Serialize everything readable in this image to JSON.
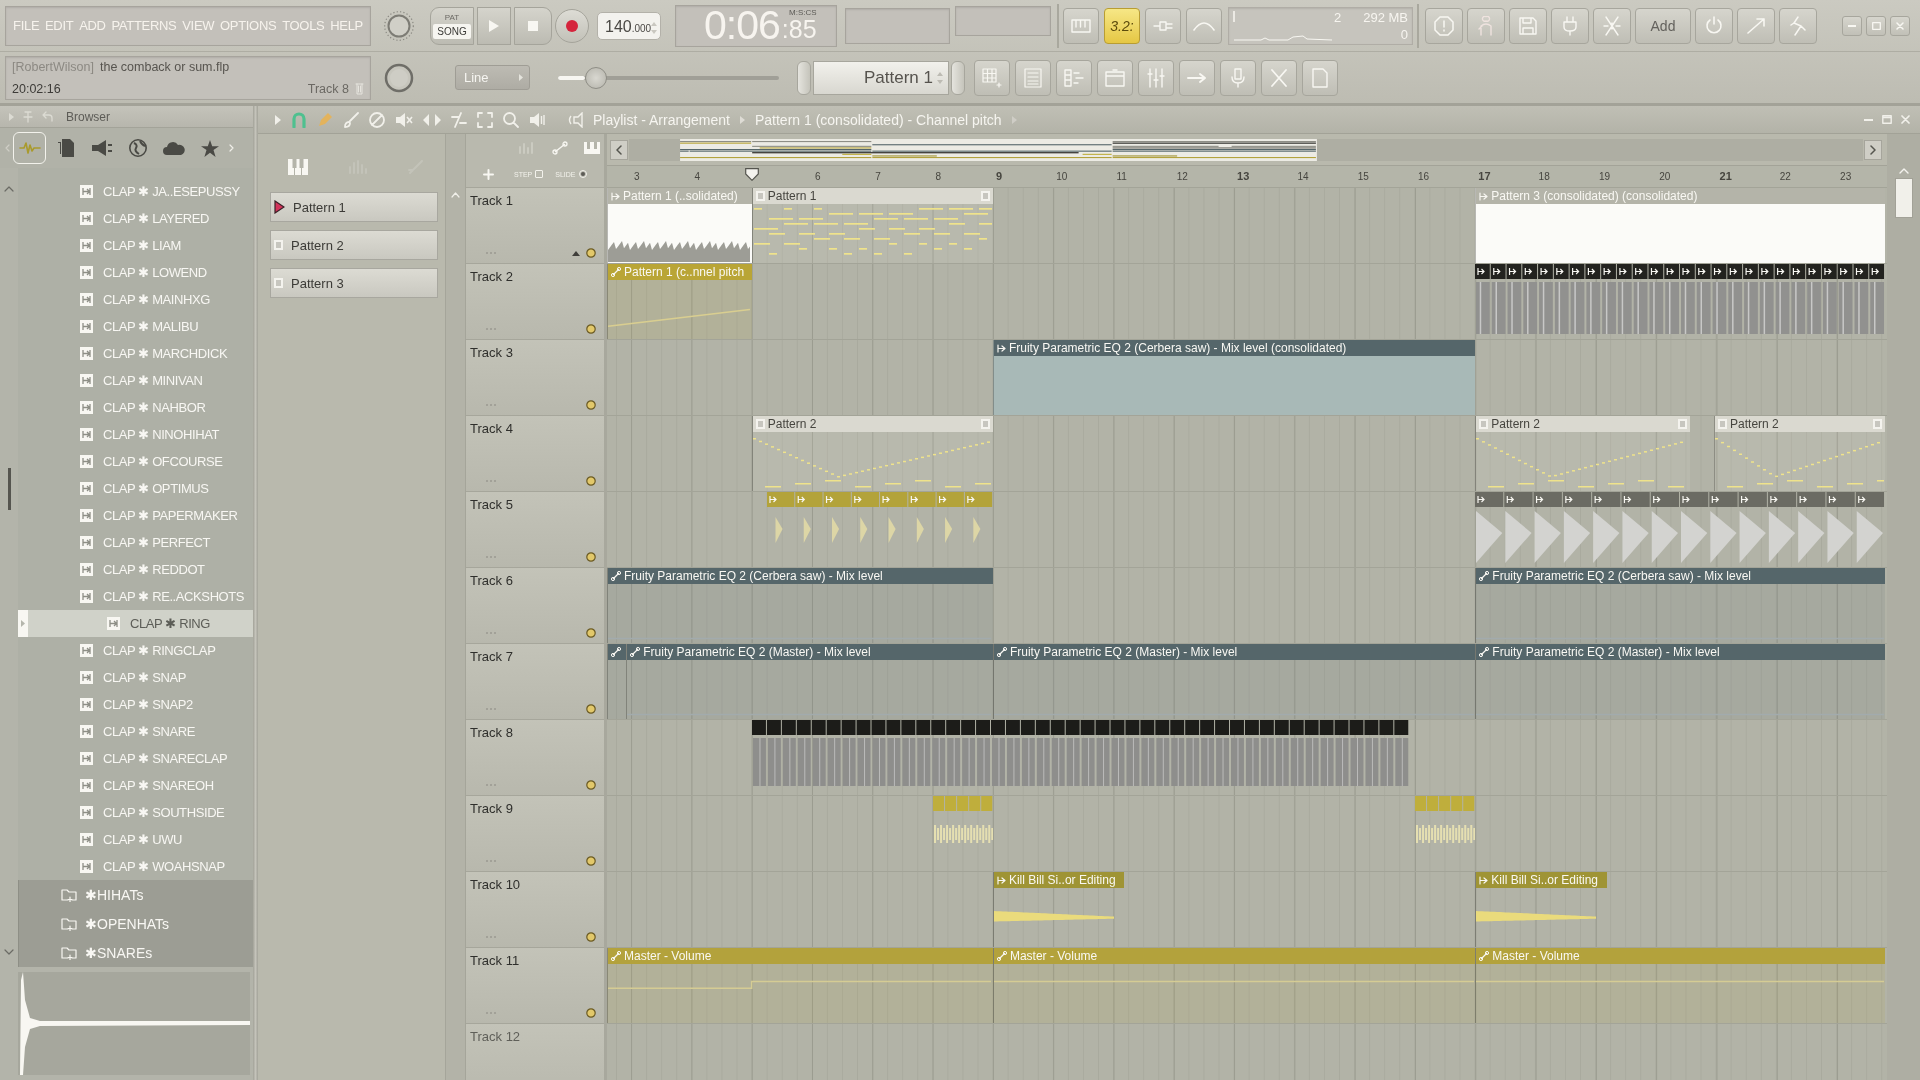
{
  "menu": [
    "FILE",
    "EDIT",
    "ADD",
    "PATTERNS",
    "VIEW",
    "OPTIONS",
    "TOOLS",
    "HELP"
  ],
  "transport": {
    "pattern_label": "PAT",
    "song_label": "SONG",
    "song_mode": true,
    "tempo": "140",
    "tempo_fraction": ".000",
    "time": "0:06",
    "time_fraction": ":85",
    "time_format": "M:S:CS"
  },
  "toolbar": {
    "typing_keyboard": {
      "label": "3.2:",
      "on": true
    },
    "cpu": "2",
    "memory": "292 MB",
    "polyphony": "0",
    "add_label": "Add"
  },
  "project": {
    "user": "[RobertWilson]",
    "file": "the comback or sum.flp",
    "clock": "20:02:16",
    "hint": "Track 8"
  },
  "snap": {
    "value": "Line"
  },
  "slider": {
    "level": 0.17
  },
  "pattern_selector": {
    "value": "Pattern 1"
  },
  "browser": {
    "title": "Browser",
    "tabs": [
      {
        "selected": true
      },
      {
        "selected": false
      },
      {
        "selected": false
      },
      {
        "selected": false
      },
      {
        "selected": false
      },
      {
        "selected": false
      }
    ],
    "items": [
      {
        "label": "CLAP ✱ JA..ESEPUSSY",
        "selected": false
      },
      {
        "label": "CLAP ✱ LAYERED",
        "selected": false
      },
      {
        "label": "CLAP ✱ LIAM",
        "selected": false
      },
      {
        "label": "CLAP ✱ LOWEND",
        "selected": false
      },
      {
        "label": "CLAP ✱ MAINHXG",
        "selected": false
      },
      {
        "label": "CLAP ✱ MALIBU",
        "selected": false
      },
      {
        "label": "CLAP ✱ MARCHDICK",
        "selected": false
      },
      {
        "label": "CLAP ✱ MINIVAN",
        "selected": false
      },
      {
        "label": "CLAP ✱ NAHBOR",
        "selected": false
      },
      {
        "label": "CLAP ✱ NINOHIHAT",
        "selected": false
      },
      {
        "label": "CLAP ✱ OFCOURSE",
        "selected": false
      },
      {
        "label": "CLAP ✱ OPTIMUS",
        "selected": false
      },
      {
        "label": "CLAP ✱ PAPERMAKER",
        "selected": false
      },
      {
        "label": "CLAP ✱ PERFECT",
        "selected": false
      },
      {
        "label": "CLAP ✱ REDDOT",
        "selected": false
      },
      {
        "label": "CLAP ✱ RE..ACKSHOTS",
        "selected": false
      },
      {
        "label": "CLAP ✱ RING",
        "selected": true
      },
      {
        "label": "CLAP ✱ RINGCLAP",
        "selected": false
      },
      {
        "label": "CLAP ✱ SNAP",
        "selected": false
      },
      {
        "label": "CLAP ✱ SNAP2",
        "selected": false
      },
      {
        "label": "CLAP ✱ SNARE",
        "selected": false
      },
      {
        "label": "CLAP ✱ SNARECLAP",
        "selected": false
      },
      {
        "label": "CLAP ✱ SNAREOH",
        "selected": false
      },
      {
        "label": "CLAP ✱ SOUTHSIDE",
        "selected": false
      },
      {
        "label": "CLAP ✱ UWU",
        "selected": false
      },
      {
        "label": "CLAP ✱ WOAHSNAP",
        "selected": false
      }
    ],
    "folders": [
      {
        "label": "✱HIHATs"
      },
      {
        "label": "✱OPENHATs"
      },
      {
        "label": "✱SNAREs"
      }
    ]
  },
  "patterns": [
    {
      "label": "Pattern 1",
      "selected": true
    },
    {
      "label": "Pattern 2",
      "selected": false
    },
    {
      "label": "Pattern 3",
      "selected": false
    }
  ],
  "playlist": {
    "title": "Playlist - Arrangement",
    "breadcrumb": "Pattern 1 (consolidated) - Channel pitch",
    "step": {
      "label": "STEP",
      "checked": false
    },
    "slide": {
      "label": "SLIDE",
      "checked": true
    },
    "ruler": [
      "3",
      "4",
      "6",
      "7",
      "8",
      "9",
      "10",
      "11",
      "12",
      "13",
      "14",
      "15",
      "16",
      "17",
      "18",
      "19",
      "20",
      "21",
      "22",
      "23"
    ],
    "tracks": [
      {
        "name": "Track 1",
        "dimmed": false,
        "clips": [
          {
            "kind": "audio",
            "label": "Pattern 1 (..solidated)",
            "color": "#b4b4a9"
          },
          {
            "kind": "pattern",
            "label": "Pattern 1",
            "color": "#dad9d0"
          },
          {
            "kind": "audio",
            "label": "Pattern 3 (consolidated) (consolidated)",
            "color": "#b4b4a9"
          }
        ]
      },
      {
        "name": "Track 2",
        "dimmed": false,
        "clips": [
          {
            "kind": "automation",
            "label": "Pattern 1 (c..nnel pitch",
            "color": "#b9a536"
          },
          {
            "kind": "slices",
            "color": "#23231f"
          }
        ]
      },
      {
        "name": "Track 3",
        "dimmed": false,
        "clips": [
          {
            "kind": "audio",
            "label": "Fruity Parametric EQ 2 (Cerbera saw) - Mix level (consolidated)",
            "color": "#55666a"
          }
        ]
      },
      {
        "name": "Track 4",
        "dimmed": false,
        "clips": [
          {
            "kind": "pattern",
            "label": "Pattern 2",
            "color": "#dad9d0"
          },
          {
            "kind": "pattern",
            "label": "Pattern 2",
            "color": "#dad9d0"
          },
          {
            "kind": "pattern",
            "label": "Pattern 2",
            "color": "#dad9d0"
          }
        ]
      },
      {
        "name": "Track 5",
        "dimmed": false,
        "clips": [
          {
            "kind": "slices",
            "color": "#b3a33a"
          },
          {
            "kind": "slices",
            "color": "#6b6b63"
          }
        ]
      },
      {
        "name": "Track 6",
        "dimmed": false,
        "clips": [
          {
            "kind": "automation",
            "label": "Fruity Parametric EQ 2 (Cerbera saw) - Mix level",
            "color": "#55666a"
          },
          {
            "kind": "automation",
            "label": "Fruity Parametric EQ 2 (Cerbera saw) - Mix level",
            "color": "#55666a"
          }
        ]
      },
      {
        "name": "Track 7",
        "dimmed": false,
        "clips": [
          {
            "kind": "automation",
            "color": "#55666a"
          },
          {
            "kind": "automation",
            "label": "Fruity Parametric EQ 2 (Master) - Mix level",
            "color": "#55666a"
          },
          {
            "kind": "automation",
            "label": "Fruity Parametric EQ 2 (Master) - Mix level",
            "color": "#55666a"
          },
          {
            "kind": "automation",
            "label": "Fruity Parametric EQ 2 (Master) - Mix level",
            "color": "#55666a"
          }
        ]
      },
      {
        "name": "Track 8",
        "dimmed": false,
        "clips": [
          {
            "kind": "slices",
            "color": "#1c1c19"
          }
        ]
      },
      {
        "name": "Track 9",
        "dimmed": false,
        "clips": [
          {
            "kind": "slices",
            "color": "#bfae3c"
          },
          {
            "kind": "slices",
            "color": "#bfae3c"
          }
        ]
      },
      {
        "name": "Track 10",
        "dimmed": false,
        "clips": [
          {
            "kind": "audio",
            "label": "Kill Bill Si..or Editing",
            "color": "#9f9435"
          },
          {
            "kind": "audio",
            "label": "Kill Bill Si..or Editing",
            "color": "#9f9435"
          }
        ]
      },
      {
        "name": "Track 11",
        "dimmed": false,
        "clips": [
          {
            "kind": "automation",
            "label": "Master - Volume",
            "color": "#b3a23c"
          },
          {
            "kind": "automation",
            "label": "Master - Volume",
            "color": "#b3a23c"
          },
          {
            "kind": "automation",
            "label": "Master - Volume",
            "color": "#b3a23c"
          }
        ]
      },
      {
        "name": "Track 12",
        "dimmed": true
      }
    ]
  }
}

= = = =

Working from the listing above, pick out every line that has "name" and copy it.

- [SOLVED EXERCISE]:
        "name": "Track 1",
        "name": "Track 2",
        "name": "Track 3",
        "name": "Track 4",
        "name": "Track 5",
        "name": "Track 6",
        "name": "Track 7",
        "name": "Track 8",
        "name": "Track 9",
        "name": "Track 10",
        "name": "Track 11",
        "name": "Track 12",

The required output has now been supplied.